__INFORMATION GIVEN__.

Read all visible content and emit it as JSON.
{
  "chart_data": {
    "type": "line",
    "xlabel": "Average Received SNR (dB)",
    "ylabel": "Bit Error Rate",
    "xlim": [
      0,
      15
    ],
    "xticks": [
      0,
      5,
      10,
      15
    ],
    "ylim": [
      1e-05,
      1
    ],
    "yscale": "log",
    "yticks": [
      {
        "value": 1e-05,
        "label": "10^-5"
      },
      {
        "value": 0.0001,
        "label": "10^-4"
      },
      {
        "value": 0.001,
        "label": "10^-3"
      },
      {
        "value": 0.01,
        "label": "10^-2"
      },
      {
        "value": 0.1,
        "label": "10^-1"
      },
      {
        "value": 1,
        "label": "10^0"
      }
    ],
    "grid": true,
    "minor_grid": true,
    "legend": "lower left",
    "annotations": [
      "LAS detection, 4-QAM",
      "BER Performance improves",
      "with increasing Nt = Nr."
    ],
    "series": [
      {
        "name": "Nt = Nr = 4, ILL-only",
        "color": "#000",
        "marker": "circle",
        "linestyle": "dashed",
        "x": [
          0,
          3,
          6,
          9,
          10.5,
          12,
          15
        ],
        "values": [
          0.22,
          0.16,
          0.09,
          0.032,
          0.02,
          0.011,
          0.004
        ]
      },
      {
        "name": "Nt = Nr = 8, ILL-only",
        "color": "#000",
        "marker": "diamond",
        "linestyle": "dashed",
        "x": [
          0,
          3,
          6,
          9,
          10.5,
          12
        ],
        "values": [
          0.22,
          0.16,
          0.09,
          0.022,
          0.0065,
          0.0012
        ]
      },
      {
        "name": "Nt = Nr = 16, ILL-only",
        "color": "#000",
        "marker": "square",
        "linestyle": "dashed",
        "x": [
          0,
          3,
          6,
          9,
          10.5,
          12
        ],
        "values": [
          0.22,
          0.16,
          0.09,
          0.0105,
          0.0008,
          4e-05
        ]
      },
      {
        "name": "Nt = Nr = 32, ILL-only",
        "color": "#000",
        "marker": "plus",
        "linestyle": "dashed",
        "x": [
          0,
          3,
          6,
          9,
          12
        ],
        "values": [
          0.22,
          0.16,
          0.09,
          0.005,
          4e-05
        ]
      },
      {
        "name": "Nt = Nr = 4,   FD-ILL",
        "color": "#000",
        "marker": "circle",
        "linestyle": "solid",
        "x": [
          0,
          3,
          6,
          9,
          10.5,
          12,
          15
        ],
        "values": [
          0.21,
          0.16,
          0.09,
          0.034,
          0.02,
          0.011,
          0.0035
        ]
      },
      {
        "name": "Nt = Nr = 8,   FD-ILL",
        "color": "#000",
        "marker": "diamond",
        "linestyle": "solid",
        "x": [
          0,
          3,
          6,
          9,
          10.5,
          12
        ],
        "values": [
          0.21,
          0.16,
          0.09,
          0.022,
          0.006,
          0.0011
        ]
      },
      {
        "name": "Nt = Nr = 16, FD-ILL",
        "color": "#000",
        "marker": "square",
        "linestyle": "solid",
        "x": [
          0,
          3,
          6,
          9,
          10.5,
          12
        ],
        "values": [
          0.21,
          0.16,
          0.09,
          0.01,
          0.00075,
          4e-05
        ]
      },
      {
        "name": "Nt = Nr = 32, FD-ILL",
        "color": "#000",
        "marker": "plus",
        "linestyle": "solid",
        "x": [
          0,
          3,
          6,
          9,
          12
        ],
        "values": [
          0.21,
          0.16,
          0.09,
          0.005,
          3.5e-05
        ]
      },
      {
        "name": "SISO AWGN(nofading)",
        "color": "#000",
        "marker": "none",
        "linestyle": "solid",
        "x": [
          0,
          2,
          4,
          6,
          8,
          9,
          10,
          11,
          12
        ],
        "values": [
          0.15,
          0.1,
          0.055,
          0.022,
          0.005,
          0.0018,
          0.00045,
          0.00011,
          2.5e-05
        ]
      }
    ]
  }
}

__WHAT YOU SHOULD DO__.
Determine how many lines of the listing above hold the word "name". Report that number without anything else.

__SOLUTION__.
9